■ **What is expected**: Your answer should be only a number: how many lines include the word "name".
----------
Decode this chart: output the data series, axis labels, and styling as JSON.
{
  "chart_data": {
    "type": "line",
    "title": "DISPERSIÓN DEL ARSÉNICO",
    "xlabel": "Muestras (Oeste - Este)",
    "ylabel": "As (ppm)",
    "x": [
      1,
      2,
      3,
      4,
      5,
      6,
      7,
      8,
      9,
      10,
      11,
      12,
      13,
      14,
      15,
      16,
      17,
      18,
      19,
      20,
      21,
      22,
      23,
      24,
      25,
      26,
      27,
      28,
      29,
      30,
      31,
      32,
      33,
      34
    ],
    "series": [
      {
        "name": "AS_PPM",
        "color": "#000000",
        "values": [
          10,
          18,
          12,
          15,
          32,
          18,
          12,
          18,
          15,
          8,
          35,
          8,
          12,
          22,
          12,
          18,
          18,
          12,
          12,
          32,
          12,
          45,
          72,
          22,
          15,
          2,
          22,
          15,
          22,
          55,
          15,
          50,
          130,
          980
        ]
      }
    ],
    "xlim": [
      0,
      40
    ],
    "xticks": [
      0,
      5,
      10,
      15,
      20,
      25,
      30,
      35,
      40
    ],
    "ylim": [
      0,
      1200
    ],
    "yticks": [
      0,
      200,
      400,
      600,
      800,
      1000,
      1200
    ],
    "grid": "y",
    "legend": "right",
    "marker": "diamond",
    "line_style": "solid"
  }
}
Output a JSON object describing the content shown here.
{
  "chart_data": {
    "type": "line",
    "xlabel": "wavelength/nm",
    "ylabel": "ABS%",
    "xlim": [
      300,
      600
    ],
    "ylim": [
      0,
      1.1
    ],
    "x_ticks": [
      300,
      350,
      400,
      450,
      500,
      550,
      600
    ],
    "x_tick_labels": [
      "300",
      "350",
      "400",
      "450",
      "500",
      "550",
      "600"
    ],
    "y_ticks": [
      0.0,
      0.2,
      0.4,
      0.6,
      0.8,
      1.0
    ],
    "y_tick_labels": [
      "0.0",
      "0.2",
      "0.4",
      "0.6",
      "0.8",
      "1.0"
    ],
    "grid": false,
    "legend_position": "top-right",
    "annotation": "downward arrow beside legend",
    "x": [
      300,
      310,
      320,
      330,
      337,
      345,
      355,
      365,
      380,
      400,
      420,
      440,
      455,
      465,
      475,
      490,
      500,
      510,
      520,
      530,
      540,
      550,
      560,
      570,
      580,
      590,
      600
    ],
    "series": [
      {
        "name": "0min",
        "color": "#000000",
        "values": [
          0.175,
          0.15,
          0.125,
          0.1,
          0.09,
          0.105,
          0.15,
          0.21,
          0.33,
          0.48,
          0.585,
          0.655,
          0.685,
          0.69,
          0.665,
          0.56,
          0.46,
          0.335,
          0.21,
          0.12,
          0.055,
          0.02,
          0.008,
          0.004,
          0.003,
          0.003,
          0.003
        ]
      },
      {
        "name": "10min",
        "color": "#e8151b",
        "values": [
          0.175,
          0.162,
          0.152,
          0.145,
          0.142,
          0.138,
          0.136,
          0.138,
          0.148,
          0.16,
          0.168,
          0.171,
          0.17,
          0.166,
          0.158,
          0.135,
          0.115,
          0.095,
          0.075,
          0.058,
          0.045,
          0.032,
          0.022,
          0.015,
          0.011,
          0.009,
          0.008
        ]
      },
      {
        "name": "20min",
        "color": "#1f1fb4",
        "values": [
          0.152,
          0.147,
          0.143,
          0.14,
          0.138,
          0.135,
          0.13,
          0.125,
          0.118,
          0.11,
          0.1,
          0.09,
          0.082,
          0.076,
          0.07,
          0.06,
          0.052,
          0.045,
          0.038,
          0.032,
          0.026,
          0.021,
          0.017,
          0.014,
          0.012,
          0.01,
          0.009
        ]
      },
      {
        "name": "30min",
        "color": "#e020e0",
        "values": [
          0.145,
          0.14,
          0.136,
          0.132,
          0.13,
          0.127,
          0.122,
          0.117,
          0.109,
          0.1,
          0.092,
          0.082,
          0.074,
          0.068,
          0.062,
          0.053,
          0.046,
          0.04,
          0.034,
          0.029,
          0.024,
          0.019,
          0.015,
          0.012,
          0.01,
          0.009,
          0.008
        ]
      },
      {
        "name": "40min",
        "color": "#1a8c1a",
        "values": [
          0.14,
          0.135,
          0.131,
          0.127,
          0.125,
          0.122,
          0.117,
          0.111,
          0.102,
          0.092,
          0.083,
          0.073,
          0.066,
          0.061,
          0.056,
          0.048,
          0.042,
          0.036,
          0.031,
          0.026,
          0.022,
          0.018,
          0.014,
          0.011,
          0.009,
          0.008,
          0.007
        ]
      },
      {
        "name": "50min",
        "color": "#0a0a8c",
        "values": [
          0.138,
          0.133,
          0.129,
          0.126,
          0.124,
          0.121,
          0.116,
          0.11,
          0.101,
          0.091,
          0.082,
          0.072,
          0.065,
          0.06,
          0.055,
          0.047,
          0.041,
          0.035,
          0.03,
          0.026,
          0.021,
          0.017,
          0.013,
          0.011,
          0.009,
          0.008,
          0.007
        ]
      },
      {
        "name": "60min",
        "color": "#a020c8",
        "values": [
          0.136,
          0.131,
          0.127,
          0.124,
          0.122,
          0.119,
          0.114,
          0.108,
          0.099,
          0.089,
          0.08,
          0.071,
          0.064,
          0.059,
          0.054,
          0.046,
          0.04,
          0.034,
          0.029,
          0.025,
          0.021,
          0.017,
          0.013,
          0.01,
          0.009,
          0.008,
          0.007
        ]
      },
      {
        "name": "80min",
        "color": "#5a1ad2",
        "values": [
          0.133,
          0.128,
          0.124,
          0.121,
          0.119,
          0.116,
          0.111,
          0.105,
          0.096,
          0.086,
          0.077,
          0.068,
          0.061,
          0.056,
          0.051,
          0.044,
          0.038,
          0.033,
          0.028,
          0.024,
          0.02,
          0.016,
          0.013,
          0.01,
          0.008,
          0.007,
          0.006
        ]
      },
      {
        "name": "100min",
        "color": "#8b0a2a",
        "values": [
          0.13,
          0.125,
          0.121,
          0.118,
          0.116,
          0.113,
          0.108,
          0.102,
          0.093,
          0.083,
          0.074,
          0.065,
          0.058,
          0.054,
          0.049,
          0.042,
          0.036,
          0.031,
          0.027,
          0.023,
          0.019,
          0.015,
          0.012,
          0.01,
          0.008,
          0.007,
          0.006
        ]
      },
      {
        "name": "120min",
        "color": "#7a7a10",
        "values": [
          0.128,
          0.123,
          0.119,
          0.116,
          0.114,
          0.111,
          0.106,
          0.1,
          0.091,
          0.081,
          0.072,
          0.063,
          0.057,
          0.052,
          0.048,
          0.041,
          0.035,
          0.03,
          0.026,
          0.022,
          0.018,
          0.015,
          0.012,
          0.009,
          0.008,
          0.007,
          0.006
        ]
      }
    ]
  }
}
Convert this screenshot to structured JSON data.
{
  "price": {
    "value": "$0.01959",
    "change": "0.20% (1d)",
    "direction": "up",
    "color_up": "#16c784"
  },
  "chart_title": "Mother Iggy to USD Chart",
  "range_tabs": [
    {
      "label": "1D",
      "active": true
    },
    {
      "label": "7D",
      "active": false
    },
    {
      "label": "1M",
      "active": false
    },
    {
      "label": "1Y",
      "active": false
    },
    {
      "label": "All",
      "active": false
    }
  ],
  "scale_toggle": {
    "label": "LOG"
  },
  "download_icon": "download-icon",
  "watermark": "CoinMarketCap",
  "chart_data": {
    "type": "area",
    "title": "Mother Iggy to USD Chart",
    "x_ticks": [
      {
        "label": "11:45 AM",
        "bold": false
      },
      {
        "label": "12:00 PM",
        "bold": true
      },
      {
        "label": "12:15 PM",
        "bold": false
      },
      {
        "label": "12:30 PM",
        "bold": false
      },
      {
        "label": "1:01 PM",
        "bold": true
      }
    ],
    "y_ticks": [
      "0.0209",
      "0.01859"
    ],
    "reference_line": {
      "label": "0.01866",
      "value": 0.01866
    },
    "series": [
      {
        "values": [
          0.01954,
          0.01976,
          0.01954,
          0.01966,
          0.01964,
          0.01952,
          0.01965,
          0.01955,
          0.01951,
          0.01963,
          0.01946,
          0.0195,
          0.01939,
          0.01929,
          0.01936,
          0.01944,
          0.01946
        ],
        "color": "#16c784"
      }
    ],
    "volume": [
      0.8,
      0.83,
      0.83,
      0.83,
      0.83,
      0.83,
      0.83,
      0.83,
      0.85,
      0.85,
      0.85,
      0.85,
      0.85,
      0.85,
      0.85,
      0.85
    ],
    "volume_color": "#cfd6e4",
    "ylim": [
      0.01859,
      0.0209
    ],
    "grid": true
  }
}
----------
■ **Result of the task**: 11